-- Required work --
Return the full listing unchanged, excluding any images it contains.

-- Record extracts --
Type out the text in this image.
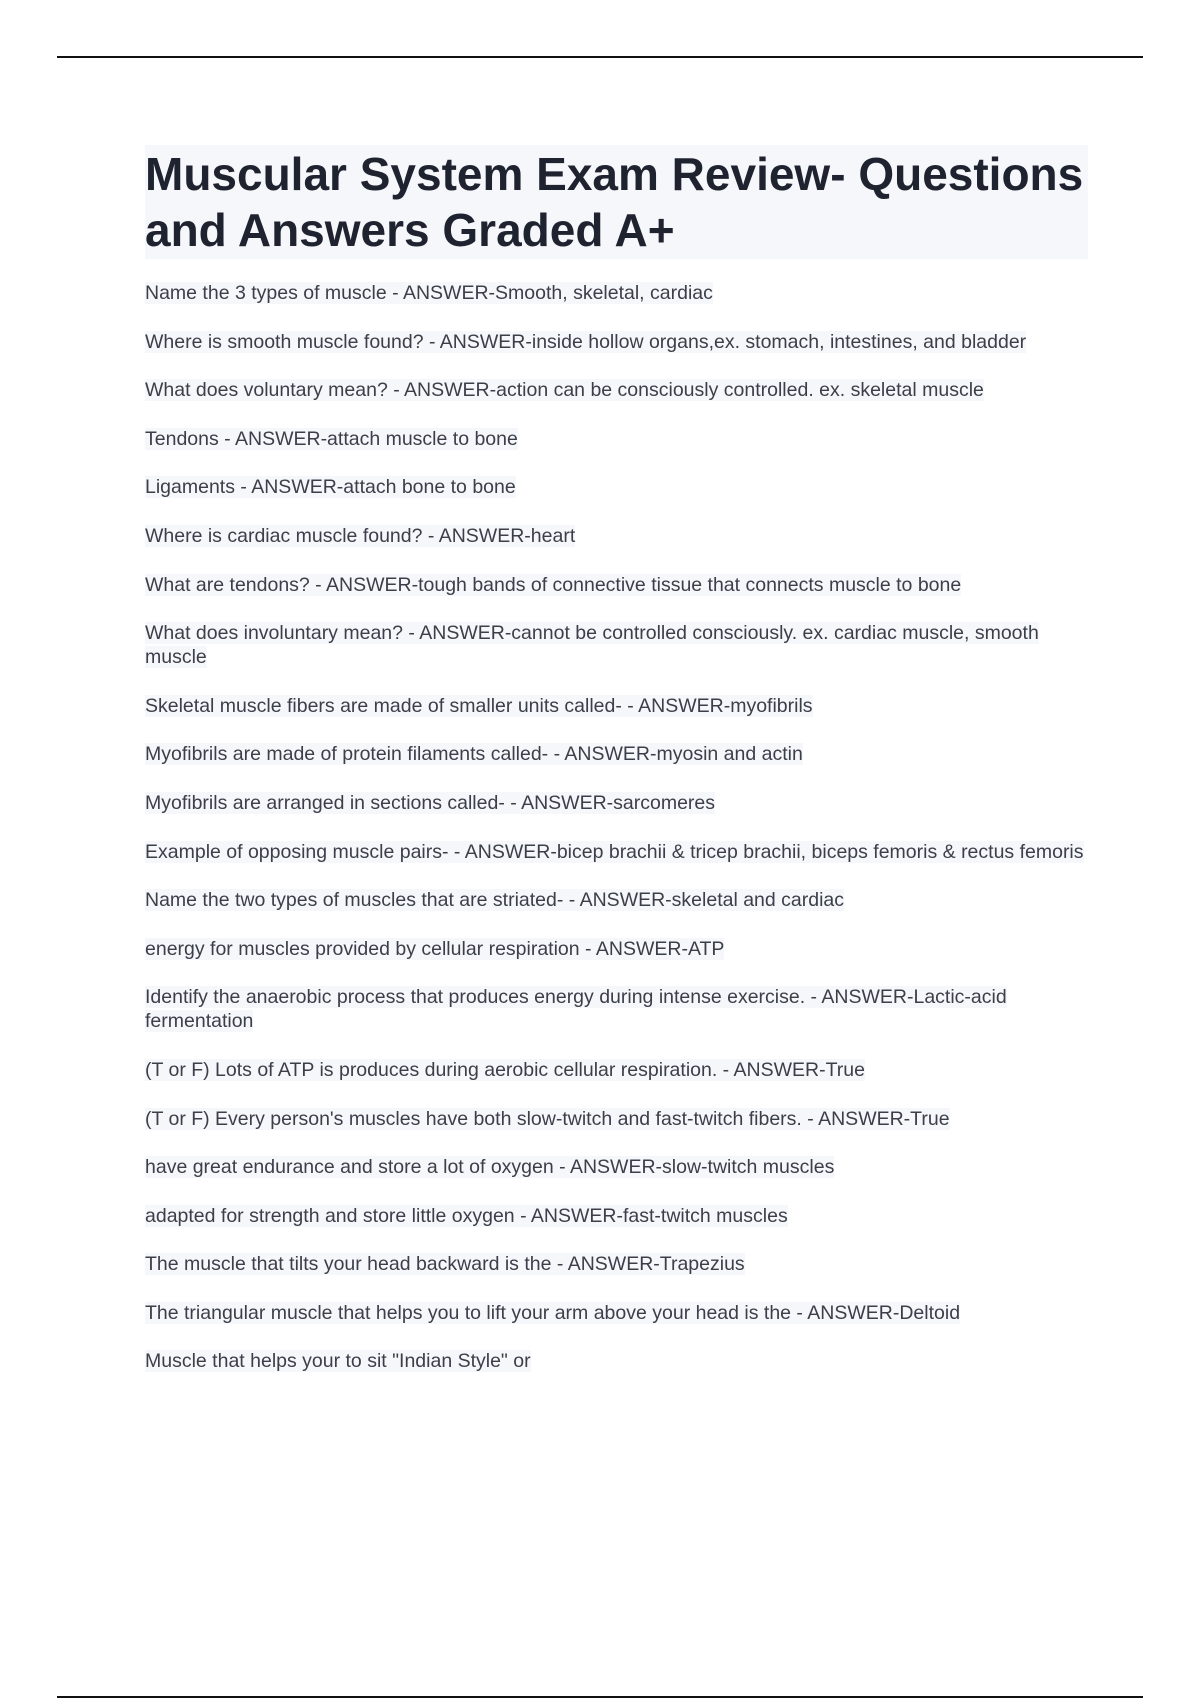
Muscular System Exam Review- Questions and Answers Graded A+
Name the 3 types of muscle - ANSWER-Smooth, skeletal, cardiac
Where is smooth muscle found? - ANSWER-inside hollow organs,ex. stomach, intestines, and bladder
What does voluntary mean? - ANSWER-action can be consciously controlled. ex. skeletal muscle
Tendons - ANSWER-attach muscle to bone
Ligaments - ANSWER-attach bone to bone
Where is cardiac muscle found? - ANSWER-heart
What are tendons? - ANSWER-tough bands of connective tissue that connects muscle to bone
What does involuntary mean? - ANSWER-cannot be controlled consciously. ex. cardiac muscle, smooth muscle
Skeletal muscle fibers are made of smaller units called- - ANSWER-myofibrils
Myofibrils are made of protein filaments called- - ANSWER-myosin and actin
Myofibrils are arranged in sections called- - ANSWER-sarcomeres
Example of opposing muscle pairs- - ANSWER-bicep brachii & tricep brachii, biceps femoris & rectus femoris
Name the two types of muscles that are striated- - ANSWER-skeletal and cardiac
energy for muscles provided by cellular respiration - ANSWER-ATP
Identify the anaerobic process that produces energy during intense exercise. - ANSWER-Lactic-acid fermentation
(T or F) Lots of ATP is produces during aerobic cellular respiration. - ANSWER-True
(T or F) Every person's muscles have both slow-twitch and fast-twitch fibers. - ANSWER-True
have great endurance and store a lot of oxygen - ANSWER-slow-twitch muscles
adapted for strength and store little oxygen - ANSWER-fast-twitch muscles
The muscle that tilts your head backward is the - ANSWER-Trapezius
The triangular muscle that helps you to lift your arm above your head is the - ANSWER-Deltoid
Muscle that helps your to sit "Indian Style" or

-- Exercise output --
Type out the text in this image.
Muscular System Exam Review- Questions and Answers Graded A+
Name the 3 types of muscle - ANSWER-Smooth, skeletal, cardiac
Where is smooth muscle found? - ANSWER-inside hollow organs,ex. stomach, intestines, and bladder
What does voluntary mean? - ANSWER-action can be consciously controlled. ex. skeletal muscle
Tendons - ANSWER-attach muscle to bone
Ligaments - ANSWER-attach bone to bone
Where is cardiac muscle found? - ANSWER-heart
What are tendons? - ANSWER-tough bands of connective tissue that connects muscle to bone
What does involuntary mean? - ANSWER-cannot be controlled consciously. ex. cardiac muscle, smooth muscle
Skeletal muscle fibers are made of smaller units called- - ANSWER-myofibrils
Myofibrils are made of protein filaments called- - ANSWER-myosin and actin
Myofibrils are arranged in sections called- - ANSWER-sarcomeres
Example of opposing muscle pairs- - ANSWER-bicep brachii & tricep brachii, biceps femoris & rectus femoris
Name the two types of muscles that are striated- - ANSWER-skeletal and cardiac
energy for muscles provided by cellular respiration - ANSWER-ATP
Identify the anaerobic process that produces energy during intense exercise. - ANSWER-Lactic-acid fermentation
(T or F) Lots of ATP is produces during aerobic cellular respiration. - ANSWER-True
(T or F) Every person's muscles have both slow-twitch and fast-twitch fibers. - ANSWER-True
have great endurance and store a lot of oxygen - ANSWER-slow-twitch muscles
adapted for strength and store little oxygen - ANSWER-fast-twitch muscles
The muscle that tilts your head backward is the - ANSWER-Trapezius
The triangular muscle that helps you to lift your arm above your head is the - ANSWER-Deltoid
Muscle that helps your to sit "Indian Style" or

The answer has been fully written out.